-- Your task --
Show every line where "name" occurs.

--- Record excerpts ---

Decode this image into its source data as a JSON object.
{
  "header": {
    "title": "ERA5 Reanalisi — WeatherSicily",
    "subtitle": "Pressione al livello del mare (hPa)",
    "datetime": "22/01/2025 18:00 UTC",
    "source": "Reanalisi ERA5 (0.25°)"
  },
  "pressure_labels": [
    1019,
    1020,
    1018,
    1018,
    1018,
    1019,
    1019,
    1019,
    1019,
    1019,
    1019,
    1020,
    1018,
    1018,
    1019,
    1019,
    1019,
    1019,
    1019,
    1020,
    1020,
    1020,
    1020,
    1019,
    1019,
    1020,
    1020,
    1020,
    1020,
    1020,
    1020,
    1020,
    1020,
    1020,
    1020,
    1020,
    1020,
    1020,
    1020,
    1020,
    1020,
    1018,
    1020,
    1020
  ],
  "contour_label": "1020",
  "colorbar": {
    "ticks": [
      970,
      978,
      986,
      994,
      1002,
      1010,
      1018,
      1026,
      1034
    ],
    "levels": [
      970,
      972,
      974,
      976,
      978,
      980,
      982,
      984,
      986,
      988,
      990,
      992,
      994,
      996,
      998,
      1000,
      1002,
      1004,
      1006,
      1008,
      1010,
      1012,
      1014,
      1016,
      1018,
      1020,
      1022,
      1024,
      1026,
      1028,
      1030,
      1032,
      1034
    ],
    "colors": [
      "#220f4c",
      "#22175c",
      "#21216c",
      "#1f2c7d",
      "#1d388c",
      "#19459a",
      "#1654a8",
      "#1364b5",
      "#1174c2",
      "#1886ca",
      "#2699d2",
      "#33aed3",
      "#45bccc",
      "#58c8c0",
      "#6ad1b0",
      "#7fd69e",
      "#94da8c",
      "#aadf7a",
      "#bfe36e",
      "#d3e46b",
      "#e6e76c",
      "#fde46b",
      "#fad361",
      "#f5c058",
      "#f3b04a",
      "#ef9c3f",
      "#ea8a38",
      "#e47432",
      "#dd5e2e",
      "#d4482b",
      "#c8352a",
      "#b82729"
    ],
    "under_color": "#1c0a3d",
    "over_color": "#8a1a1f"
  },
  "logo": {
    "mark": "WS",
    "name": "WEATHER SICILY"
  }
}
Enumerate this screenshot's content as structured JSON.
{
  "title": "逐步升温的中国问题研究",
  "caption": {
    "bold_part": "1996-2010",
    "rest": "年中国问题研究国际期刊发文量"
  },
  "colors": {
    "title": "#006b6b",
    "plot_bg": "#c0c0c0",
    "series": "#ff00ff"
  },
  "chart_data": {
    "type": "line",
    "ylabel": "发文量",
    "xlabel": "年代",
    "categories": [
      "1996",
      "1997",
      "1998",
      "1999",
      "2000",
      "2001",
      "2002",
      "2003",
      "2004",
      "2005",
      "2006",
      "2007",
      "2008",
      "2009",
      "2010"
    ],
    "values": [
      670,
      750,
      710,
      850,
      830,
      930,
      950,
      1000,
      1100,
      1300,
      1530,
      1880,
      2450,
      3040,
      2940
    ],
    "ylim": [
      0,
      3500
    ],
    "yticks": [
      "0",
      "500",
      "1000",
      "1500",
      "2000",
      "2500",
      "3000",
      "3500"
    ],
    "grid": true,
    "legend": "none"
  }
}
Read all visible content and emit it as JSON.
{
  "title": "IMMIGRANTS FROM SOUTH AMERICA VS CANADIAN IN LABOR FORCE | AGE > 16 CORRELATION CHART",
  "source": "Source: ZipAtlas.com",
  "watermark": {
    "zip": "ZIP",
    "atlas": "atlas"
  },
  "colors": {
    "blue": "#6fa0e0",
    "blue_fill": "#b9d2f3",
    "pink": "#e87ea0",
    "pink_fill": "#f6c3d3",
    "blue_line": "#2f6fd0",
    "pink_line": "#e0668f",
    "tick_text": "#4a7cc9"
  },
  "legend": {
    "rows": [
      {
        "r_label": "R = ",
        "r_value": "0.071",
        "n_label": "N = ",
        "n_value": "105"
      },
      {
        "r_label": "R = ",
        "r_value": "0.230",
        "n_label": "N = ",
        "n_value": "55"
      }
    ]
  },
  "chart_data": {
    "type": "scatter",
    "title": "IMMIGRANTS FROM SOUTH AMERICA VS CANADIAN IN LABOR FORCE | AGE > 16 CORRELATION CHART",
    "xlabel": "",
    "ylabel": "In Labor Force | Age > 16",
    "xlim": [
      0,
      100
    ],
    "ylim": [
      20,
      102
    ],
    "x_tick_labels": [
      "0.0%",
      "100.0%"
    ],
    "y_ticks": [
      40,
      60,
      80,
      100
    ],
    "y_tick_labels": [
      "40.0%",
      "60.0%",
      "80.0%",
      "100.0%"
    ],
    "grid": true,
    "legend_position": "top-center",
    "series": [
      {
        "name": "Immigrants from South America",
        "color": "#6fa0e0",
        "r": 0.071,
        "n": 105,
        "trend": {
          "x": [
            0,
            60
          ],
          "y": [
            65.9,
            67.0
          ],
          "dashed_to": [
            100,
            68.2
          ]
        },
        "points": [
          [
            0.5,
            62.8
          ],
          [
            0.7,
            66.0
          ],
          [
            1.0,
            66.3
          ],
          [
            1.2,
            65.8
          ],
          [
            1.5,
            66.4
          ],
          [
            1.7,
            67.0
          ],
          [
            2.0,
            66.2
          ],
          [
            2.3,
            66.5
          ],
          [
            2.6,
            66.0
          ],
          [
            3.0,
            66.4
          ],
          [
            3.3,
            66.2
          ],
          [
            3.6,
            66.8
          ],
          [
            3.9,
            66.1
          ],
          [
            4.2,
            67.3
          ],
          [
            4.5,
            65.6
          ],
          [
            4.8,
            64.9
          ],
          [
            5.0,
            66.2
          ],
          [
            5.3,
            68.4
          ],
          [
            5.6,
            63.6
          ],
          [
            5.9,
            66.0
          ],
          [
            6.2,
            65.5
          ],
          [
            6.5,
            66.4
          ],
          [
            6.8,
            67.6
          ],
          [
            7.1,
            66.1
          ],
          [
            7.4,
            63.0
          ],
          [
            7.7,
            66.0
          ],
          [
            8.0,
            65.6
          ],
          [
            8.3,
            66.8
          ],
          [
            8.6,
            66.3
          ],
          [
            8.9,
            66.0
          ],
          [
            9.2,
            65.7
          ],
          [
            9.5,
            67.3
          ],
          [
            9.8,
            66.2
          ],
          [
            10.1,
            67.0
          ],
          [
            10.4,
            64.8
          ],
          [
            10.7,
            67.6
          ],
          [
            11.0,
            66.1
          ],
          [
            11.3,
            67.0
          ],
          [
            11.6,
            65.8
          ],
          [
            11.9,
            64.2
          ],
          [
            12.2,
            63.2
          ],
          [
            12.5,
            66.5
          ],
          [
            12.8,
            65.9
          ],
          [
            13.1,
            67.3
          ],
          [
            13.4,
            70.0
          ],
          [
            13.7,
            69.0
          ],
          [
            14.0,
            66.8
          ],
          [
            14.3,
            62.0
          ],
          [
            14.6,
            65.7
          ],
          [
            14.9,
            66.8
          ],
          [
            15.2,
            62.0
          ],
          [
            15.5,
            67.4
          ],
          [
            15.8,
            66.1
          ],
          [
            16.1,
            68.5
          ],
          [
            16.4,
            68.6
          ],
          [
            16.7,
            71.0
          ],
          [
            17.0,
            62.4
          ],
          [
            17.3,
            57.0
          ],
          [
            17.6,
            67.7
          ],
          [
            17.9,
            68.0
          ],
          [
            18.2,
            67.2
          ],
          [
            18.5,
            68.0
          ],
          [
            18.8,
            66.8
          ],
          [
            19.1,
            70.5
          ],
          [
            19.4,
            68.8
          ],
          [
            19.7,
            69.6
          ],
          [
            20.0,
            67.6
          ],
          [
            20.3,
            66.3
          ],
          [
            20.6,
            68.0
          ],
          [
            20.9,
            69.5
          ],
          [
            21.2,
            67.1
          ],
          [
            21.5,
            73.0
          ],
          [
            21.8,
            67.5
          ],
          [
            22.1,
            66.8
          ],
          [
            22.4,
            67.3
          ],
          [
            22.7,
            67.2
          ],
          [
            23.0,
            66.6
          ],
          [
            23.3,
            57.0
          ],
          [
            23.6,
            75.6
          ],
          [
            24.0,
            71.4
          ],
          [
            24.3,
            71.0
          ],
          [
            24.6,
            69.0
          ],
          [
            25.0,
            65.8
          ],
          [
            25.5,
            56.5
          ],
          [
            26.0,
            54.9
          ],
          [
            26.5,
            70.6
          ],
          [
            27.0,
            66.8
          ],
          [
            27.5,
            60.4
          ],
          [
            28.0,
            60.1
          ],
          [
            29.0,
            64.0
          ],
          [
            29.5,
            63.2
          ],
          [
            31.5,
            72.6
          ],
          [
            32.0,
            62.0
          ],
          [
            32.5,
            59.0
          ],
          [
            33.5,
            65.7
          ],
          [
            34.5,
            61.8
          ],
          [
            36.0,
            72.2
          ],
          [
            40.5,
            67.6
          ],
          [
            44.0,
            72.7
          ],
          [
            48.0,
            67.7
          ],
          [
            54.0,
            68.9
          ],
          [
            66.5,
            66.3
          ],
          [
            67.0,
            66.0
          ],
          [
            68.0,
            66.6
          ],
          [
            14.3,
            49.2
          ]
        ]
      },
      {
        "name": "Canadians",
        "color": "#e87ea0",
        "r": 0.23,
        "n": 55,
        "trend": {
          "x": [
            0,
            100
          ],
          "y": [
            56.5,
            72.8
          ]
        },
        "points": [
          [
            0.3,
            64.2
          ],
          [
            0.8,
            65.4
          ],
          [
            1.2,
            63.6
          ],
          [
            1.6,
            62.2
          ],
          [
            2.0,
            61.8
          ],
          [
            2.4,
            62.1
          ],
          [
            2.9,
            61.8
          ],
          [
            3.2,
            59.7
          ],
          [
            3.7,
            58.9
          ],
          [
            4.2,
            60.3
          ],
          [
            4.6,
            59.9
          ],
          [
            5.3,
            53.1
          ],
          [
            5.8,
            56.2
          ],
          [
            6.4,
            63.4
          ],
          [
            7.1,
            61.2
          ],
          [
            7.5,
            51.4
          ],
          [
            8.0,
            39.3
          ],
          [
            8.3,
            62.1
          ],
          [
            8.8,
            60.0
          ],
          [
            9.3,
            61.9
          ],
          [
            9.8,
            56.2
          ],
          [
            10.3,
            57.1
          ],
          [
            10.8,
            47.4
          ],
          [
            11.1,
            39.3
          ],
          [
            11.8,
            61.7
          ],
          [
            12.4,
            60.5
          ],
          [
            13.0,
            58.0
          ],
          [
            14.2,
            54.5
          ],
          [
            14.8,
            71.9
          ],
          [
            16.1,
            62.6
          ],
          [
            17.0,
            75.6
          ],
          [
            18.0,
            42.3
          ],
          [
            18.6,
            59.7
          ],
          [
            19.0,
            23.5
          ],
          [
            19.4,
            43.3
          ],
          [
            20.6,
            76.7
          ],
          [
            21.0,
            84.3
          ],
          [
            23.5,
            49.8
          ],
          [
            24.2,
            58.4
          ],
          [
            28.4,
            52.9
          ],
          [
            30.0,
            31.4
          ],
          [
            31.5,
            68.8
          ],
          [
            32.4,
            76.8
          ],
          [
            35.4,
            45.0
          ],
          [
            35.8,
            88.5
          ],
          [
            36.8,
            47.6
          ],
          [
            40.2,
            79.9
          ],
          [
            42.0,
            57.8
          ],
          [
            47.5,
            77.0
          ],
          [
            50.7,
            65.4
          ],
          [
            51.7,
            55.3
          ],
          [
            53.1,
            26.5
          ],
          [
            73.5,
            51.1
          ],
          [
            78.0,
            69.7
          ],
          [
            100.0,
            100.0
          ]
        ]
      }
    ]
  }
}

---

-- Solution to the problem --
    "name": "WEATHER SICILY"
        "name": "Immigrants from South America",
        "name": "Canadians",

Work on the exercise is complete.